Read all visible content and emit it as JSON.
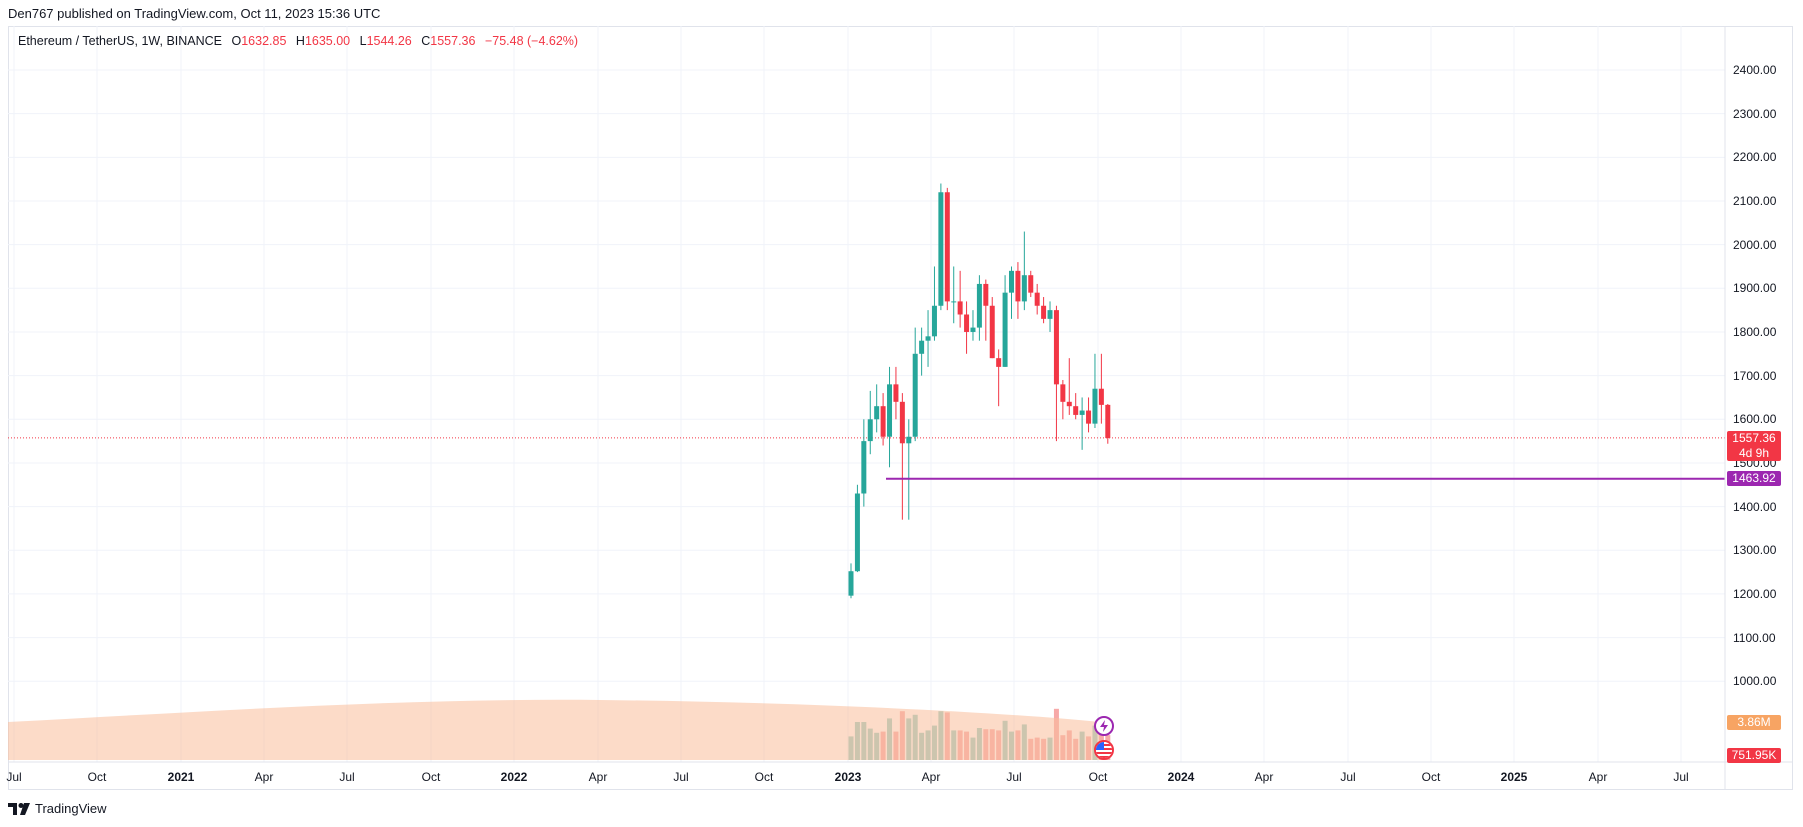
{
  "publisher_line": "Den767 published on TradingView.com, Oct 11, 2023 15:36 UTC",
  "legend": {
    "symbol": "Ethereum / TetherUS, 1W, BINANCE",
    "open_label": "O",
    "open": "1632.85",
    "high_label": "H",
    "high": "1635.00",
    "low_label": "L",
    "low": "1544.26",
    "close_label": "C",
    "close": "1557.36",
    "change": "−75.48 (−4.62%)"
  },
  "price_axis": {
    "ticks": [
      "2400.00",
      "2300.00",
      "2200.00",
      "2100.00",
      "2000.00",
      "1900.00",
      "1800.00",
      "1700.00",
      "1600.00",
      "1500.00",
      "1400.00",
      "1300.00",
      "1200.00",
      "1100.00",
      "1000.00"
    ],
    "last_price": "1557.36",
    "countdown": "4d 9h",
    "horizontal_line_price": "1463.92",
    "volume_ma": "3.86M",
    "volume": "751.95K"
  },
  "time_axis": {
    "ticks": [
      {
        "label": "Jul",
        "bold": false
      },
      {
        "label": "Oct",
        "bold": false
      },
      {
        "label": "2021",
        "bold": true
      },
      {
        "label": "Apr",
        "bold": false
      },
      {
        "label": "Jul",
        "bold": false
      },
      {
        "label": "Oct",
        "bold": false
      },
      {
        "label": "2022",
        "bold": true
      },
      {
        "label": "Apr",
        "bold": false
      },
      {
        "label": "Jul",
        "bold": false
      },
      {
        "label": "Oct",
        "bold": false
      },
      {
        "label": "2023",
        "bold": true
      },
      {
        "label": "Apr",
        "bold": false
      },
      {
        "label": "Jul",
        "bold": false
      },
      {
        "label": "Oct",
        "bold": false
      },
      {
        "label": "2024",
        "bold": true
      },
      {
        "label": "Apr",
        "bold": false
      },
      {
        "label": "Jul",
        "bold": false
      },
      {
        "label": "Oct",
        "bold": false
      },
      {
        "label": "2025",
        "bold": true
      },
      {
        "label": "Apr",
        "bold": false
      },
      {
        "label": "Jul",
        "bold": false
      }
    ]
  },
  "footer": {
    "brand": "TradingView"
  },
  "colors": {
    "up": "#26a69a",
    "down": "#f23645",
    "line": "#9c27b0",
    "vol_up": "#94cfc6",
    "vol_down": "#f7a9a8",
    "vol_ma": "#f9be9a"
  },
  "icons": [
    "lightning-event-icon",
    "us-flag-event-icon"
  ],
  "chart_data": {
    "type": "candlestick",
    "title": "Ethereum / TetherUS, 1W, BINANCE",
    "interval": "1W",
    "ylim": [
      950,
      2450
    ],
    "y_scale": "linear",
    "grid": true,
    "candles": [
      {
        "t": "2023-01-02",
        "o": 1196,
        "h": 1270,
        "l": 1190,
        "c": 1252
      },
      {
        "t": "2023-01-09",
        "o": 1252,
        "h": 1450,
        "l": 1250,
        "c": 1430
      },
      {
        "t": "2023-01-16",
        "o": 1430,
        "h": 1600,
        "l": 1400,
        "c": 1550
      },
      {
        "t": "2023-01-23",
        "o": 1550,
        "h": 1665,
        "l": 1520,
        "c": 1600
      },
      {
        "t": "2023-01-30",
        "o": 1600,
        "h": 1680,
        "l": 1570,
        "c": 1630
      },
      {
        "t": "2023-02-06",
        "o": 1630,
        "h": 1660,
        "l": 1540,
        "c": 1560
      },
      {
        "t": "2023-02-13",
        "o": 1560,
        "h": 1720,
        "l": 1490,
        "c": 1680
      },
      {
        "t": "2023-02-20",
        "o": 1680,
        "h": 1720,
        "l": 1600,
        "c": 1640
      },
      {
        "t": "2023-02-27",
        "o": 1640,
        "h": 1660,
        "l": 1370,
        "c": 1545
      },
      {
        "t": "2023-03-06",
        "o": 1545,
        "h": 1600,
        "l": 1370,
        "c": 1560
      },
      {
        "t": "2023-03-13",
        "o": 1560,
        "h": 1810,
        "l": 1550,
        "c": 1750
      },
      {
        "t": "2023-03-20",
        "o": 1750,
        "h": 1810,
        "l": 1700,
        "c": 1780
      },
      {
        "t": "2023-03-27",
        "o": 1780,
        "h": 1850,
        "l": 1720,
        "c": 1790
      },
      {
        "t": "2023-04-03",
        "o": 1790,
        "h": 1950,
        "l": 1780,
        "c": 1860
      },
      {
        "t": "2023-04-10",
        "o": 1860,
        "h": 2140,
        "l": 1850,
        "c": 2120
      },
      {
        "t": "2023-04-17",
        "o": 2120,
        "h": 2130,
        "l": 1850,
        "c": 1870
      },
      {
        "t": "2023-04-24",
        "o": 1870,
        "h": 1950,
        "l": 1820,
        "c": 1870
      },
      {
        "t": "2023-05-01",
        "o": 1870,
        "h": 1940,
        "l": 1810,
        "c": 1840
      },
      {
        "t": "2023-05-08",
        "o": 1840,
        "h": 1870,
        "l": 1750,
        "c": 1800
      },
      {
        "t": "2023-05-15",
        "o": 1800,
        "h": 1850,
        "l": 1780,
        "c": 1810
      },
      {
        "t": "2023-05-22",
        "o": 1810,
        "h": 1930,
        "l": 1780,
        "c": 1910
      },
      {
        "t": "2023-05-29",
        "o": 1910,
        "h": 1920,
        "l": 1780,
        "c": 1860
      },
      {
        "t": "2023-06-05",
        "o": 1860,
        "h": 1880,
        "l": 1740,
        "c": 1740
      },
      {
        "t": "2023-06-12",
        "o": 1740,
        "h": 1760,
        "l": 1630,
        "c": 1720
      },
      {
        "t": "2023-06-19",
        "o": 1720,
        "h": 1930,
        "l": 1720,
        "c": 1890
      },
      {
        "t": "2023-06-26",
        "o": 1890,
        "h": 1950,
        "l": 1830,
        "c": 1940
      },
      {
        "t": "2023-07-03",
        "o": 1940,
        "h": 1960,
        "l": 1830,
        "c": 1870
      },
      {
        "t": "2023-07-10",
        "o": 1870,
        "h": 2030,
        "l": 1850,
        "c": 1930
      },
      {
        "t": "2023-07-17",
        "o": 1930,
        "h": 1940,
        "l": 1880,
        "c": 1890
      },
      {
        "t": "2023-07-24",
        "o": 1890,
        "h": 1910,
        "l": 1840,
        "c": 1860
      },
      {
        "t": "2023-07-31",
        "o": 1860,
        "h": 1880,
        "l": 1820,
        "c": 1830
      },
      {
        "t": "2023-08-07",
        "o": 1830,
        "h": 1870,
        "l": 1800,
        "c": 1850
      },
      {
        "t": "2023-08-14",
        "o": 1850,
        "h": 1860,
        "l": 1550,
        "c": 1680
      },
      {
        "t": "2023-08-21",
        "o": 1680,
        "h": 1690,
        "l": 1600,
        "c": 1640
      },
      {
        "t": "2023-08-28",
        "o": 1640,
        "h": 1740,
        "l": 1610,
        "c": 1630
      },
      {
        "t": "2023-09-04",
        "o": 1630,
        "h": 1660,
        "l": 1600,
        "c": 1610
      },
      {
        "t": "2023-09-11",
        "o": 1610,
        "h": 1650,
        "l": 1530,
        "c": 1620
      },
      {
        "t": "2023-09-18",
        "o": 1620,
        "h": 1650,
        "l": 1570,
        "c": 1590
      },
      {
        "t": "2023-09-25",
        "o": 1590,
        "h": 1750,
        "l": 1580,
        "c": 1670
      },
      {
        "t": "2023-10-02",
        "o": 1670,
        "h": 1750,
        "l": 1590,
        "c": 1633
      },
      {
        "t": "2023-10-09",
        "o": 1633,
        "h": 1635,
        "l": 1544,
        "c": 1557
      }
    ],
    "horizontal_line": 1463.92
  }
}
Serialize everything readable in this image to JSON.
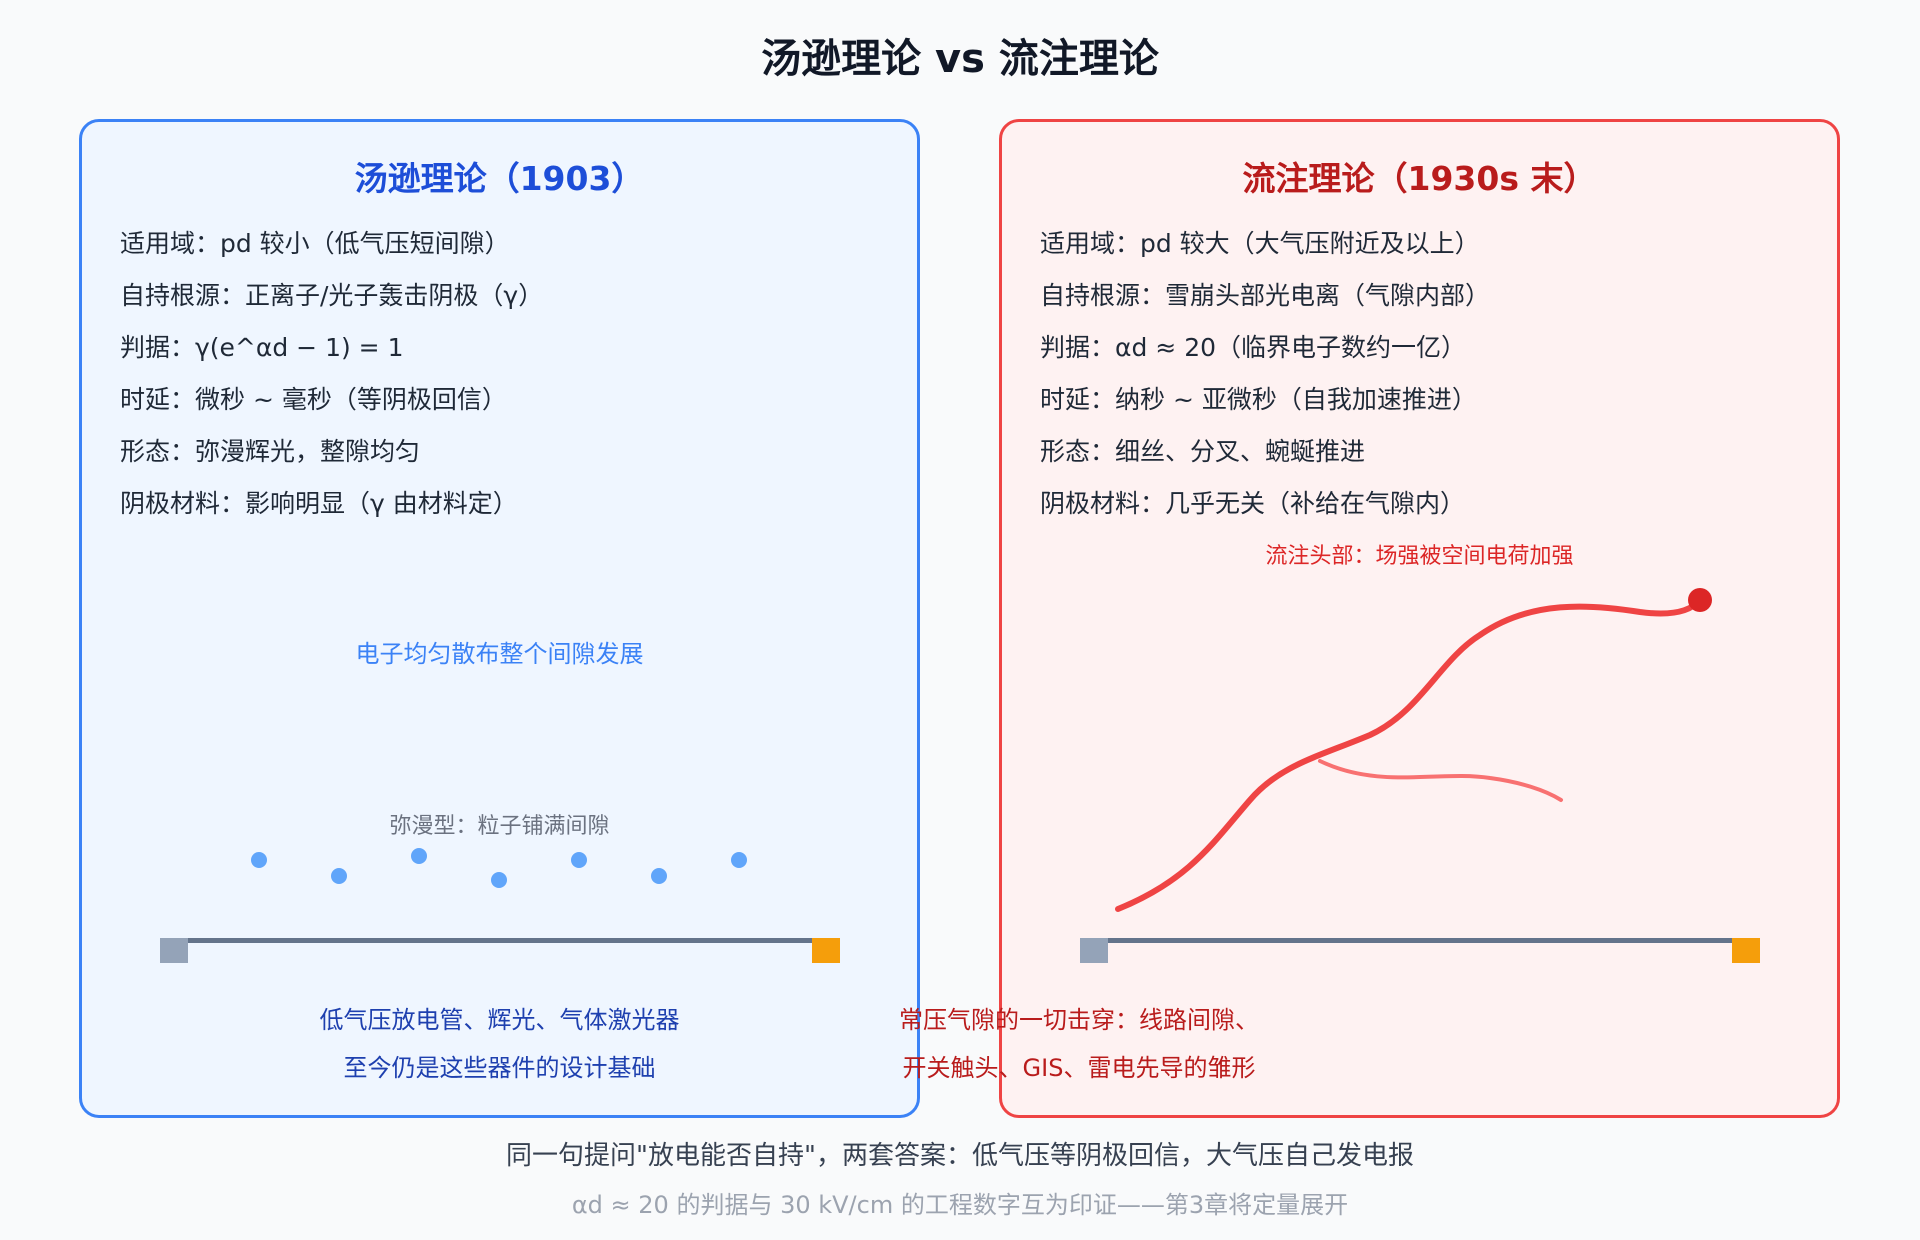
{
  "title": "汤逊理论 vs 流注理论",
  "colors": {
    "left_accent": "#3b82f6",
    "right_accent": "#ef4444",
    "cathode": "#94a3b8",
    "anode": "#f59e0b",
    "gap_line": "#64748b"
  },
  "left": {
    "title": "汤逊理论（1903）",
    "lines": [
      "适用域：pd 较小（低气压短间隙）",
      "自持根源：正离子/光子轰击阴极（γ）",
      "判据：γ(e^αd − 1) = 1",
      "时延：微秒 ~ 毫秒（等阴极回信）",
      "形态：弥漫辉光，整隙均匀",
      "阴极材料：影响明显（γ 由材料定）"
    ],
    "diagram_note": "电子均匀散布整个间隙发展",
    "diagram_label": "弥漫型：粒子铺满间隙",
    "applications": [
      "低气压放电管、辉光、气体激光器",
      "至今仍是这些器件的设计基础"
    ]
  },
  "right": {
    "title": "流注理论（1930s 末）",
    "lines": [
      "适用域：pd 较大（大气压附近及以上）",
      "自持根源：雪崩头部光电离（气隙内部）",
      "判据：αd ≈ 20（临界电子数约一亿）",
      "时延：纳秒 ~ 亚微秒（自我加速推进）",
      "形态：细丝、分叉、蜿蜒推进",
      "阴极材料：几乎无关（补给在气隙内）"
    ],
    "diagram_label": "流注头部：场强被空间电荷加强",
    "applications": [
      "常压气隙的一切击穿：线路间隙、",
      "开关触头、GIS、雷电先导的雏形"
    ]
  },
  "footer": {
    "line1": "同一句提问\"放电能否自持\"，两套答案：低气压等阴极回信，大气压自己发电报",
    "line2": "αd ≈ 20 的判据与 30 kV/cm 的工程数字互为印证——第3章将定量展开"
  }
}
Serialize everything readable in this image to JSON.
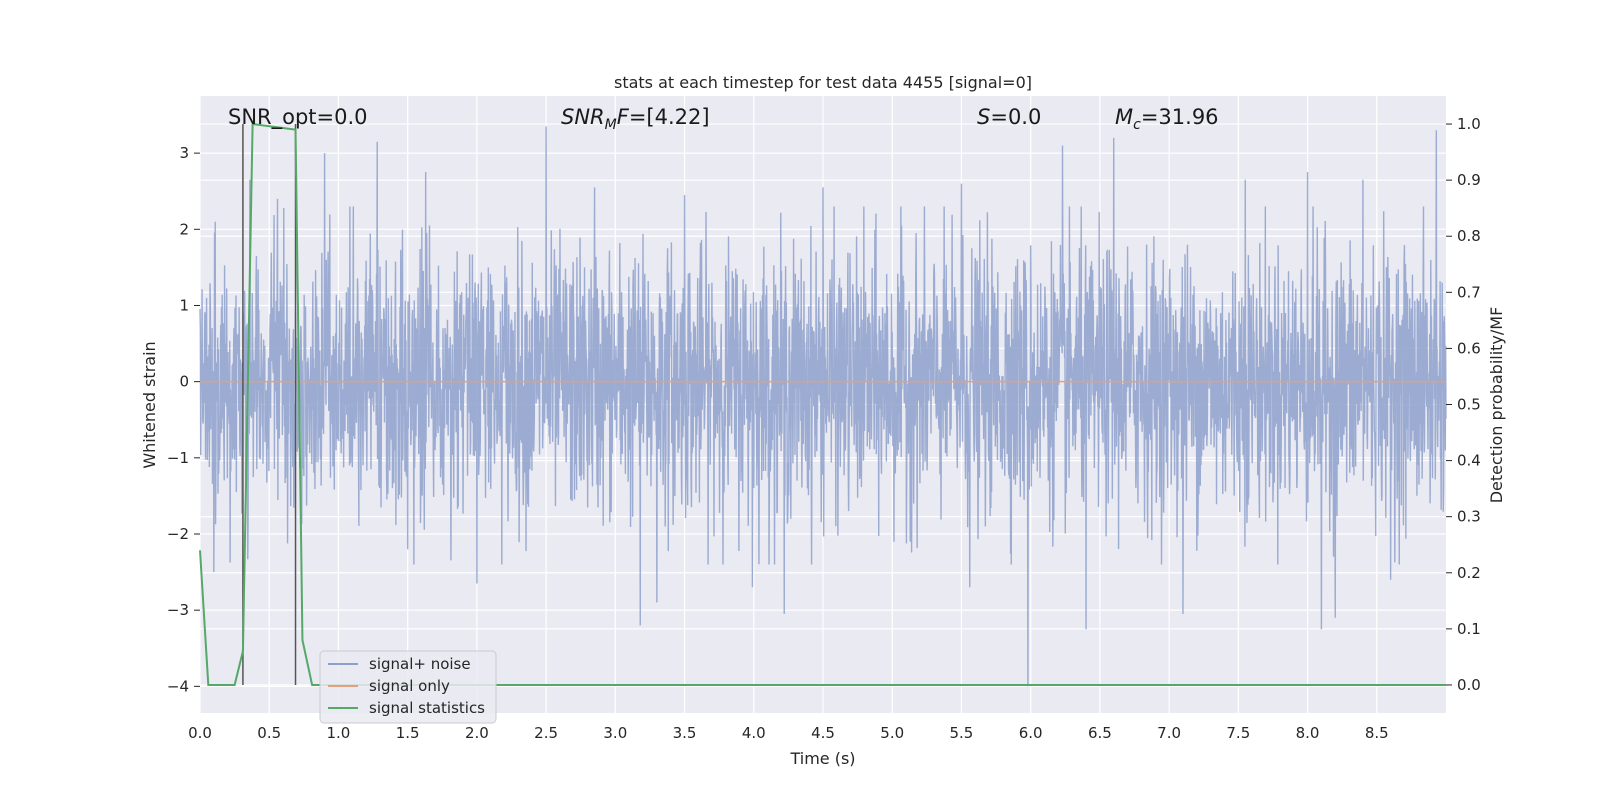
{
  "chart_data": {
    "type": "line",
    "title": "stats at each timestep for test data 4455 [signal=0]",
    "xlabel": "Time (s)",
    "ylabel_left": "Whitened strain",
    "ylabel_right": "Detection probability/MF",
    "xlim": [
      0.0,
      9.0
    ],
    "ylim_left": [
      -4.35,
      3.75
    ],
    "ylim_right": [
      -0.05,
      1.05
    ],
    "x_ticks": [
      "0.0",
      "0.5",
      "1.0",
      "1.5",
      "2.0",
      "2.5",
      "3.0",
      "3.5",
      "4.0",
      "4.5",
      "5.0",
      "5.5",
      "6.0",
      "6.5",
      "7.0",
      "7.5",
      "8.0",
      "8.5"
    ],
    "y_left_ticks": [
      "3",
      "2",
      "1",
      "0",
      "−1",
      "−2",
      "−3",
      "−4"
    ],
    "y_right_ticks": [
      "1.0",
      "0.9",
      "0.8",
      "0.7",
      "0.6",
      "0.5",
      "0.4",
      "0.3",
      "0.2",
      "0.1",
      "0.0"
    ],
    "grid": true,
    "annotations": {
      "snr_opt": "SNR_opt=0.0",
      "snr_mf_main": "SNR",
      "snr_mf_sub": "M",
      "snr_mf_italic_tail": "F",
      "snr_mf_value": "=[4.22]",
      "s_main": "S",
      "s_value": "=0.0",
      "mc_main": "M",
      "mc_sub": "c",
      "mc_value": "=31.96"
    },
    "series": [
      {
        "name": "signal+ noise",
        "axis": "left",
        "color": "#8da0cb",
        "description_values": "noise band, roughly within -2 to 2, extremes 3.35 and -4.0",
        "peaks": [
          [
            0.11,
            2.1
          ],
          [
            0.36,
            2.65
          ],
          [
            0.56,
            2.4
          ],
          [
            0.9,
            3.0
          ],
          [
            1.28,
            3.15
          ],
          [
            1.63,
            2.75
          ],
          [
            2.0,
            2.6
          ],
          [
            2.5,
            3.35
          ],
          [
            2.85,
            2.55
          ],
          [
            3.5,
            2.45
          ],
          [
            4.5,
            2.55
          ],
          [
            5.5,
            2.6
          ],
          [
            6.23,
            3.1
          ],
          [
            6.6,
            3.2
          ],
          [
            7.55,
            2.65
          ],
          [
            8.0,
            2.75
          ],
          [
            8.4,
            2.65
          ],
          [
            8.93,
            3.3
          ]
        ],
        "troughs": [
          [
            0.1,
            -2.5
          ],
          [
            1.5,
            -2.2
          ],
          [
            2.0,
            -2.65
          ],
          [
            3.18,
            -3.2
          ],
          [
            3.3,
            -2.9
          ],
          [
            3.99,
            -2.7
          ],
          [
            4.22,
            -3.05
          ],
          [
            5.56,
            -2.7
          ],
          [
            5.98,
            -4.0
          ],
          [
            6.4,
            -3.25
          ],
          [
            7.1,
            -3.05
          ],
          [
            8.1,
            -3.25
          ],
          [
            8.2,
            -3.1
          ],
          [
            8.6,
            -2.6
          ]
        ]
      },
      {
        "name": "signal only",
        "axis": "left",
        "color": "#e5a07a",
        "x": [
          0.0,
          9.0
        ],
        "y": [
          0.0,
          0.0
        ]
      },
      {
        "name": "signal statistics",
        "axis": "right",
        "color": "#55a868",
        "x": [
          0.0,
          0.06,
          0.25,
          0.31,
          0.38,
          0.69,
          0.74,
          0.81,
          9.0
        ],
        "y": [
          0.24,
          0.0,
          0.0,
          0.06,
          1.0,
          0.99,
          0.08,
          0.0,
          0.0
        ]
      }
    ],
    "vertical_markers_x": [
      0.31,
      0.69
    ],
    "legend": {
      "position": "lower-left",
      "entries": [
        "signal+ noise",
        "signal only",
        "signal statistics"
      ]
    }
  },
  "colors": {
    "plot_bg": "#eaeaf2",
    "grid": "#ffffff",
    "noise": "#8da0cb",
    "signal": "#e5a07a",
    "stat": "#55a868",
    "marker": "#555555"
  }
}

++++

#### Request:
List each line in the listing that contains the string "signal".

#### In response:
    "title": "stats at each timestep for test data 4455 [signal=0]",
        "name": "signal+ noise",
        "name": "signal only",
        "name": "signal statistics",
        "signal+ noise",
        "signal only",
        "signal statistics"
    "signal": "#e5a07a",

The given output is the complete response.